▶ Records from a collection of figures
begin
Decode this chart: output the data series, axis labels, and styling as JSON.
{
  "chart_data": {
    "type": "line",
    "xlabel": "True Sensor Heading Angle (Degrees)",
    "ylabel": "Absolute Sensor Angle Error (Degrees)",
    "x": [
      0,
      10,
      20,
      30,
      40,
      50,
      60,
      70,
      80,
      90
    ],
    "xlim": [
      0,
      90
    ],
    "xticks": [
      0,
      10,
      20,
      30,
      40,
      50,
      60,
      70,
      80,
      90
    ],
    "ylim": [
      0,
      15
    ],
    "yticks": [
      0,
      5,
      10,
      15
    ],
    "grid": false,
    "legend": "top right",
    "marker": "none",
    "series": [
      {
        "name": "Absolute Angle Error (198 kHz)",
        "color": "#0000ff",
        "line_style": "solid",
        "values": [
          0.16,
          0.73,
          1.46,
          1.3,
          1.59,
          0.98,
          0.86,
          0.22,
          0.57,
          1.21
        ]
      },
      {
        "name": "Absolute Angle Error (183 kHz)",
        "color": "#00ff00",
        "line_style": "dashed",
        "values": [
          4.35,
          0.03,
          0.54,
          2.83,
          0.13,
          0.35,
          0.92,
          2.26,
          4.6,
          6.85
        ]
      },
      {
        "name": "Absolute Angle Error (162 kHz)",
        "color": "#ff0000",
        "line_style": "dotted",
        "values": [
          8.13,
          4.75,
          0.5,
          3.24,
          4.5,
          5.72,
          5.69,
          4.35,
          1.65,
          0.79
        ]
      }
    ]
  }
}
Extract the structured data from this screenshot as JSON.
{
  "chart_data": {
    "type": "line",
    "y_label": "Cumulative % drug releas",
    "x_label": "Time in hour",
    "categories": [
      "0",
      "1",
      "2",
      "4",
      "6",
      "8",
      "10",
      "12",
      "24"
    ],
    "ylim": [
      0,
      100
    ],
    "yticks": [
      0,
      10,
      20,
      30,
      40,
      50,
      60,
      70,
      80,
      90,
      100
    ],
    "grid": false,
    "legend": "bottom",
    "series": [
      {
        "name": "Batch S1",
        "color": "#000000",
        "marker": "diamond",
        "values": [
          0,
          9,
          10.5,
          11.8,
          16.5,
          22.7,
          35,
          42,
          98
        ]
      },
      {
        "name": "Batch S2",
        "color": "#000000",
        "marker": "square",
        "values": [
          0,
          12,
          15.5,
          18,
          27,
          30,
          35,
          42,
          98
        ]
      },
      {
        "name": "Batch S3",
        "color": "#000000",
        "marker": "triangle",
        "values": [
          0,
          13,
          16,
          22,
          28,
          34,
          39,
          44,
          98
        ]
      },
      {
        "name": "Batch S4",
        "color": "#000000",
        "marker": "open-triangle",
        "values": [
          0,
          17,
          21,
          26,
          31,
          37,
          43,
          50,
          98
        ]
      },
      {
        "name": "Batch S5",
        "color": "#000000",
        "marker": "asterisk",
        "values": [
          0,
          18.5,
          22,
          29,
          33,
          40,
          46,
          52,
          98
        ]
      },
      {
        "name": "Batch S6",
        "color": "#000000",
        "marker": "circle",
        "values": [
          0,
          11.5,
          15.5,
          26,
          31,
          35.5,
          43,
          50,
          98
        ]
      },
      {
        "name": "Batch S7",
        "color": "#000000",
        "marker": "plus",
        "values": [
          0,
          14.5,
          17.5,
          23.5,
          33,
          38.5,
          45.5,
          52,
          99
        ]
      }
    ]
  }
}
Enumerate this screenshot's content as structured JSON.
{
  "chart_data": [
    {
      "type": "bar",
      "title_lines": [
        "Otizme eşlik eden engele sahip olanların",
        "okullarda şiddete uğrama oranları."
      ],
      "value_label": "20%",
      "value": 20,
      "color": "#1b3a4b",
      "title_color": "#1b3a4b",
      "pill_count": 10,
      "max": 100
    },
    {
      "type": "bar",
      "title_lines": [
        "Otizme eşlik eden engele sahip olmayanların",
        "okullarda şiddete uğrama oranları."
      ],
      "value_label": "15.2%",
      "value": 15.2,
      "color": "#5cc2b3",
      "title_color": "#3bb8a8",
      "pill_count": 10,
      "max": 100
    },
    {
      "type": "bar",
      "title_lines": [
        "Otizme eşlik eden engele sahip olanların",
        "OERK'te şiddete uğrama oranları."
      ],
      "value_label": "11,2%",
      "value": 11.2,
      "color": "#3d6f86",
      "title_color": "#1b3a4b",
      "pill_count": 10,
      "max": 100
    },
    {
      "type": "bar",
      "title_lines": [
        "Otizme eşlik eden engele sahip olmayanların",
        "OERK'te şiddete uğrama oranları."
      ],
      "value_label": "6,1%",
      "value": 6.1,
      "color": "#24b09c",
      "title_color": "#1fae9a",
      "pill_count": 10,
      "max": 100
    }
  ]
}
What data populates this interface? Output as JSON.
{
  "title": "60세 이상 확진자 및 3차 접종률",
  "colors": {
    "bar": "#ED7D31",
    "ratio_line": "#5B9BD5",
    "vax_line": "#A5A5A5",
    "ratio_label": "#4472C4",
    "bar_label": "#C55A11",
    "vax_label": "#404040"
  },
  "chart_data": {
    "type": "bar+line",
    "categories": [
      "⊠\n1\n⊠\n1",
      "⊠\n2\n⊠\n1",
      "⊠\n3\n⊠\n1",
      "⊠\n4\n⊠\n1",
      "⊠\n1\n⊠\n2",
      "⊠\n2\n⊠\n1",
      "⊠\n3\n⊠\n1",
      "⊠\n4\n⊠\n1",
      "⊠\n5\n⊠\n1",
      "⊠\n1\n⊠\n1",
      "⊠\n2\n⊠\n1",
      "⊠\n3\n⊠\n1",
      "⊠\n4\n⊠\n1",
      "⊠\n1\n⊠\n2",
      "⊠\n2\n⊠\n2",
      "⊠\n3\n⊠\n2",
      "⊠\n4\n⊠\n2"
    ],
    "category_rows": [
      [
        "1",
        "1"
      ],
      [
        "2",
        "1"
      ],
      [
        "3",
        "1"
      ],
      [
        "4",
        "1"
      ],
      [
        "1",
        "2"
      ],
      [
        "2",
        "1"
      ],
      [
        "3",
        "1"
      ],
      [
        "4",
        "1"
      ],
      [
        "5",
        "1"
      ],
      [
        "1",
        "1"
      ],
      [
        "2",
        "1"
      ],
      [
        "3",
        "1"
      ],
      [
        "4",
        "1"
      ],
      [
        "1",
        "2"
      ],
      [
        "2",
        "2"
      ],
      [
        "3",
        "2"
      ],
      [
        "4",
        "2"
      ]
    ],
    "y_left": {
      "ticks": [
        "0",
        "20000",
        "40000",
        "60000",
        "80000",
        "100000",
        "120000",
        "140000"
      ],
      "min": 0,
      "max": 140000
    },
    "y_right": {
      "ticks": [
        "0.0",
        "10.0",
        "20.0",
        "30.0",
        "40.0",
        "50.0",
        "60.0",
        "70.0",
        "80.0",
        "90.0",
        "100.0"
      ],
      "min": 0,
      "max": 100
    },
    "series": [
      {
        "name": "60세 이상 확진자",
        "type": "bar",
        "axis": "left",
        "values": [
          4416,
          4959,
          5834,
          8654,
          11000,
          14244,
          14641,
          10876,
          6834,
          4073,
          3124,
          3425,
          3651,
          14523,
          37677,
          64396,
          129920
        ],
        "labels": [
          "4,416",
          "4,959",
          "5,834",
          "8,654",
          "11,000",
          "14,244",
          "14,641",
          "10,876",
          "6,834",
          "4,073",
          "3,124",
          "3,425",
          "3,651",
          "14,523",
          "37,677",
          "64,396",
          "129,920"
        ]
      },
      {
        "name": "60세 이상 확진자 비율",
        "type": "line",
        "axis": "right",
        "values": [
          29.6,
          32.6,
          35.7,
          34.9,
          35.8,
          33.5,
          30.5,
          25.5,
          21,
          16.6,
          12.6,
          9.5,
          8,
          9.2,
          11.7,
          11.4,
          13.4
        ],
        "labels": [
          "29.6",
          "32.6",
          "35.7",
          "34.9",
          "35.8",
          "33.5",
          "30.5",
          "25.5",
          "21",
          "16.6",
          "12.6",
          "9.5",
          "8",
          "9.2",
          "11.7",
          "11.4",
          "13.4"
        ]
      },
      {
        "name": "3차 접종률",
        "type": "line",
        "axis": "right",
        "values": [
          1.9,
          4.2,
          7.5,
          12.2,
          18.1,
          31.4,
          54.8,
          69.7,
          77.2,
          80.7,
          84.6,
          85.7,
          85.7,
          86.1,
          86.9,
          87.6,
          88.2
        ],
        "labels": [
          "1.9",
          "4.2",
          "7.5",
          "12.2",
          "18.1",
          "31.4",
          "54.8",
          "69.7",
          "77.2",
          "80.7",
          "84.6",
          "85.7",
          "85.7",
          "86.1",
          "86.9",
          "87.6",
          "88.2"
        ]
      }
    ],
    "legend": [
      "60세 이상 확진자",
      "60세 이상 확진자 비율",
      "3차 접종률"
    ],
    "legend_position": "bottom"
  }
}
end
▶ SET TASK
Look through the data above. Each line containing the word "bottom" needs to be copied.

▶ RESULT BELOW
    "legend": "bottom",
    "legend_position": "bottom"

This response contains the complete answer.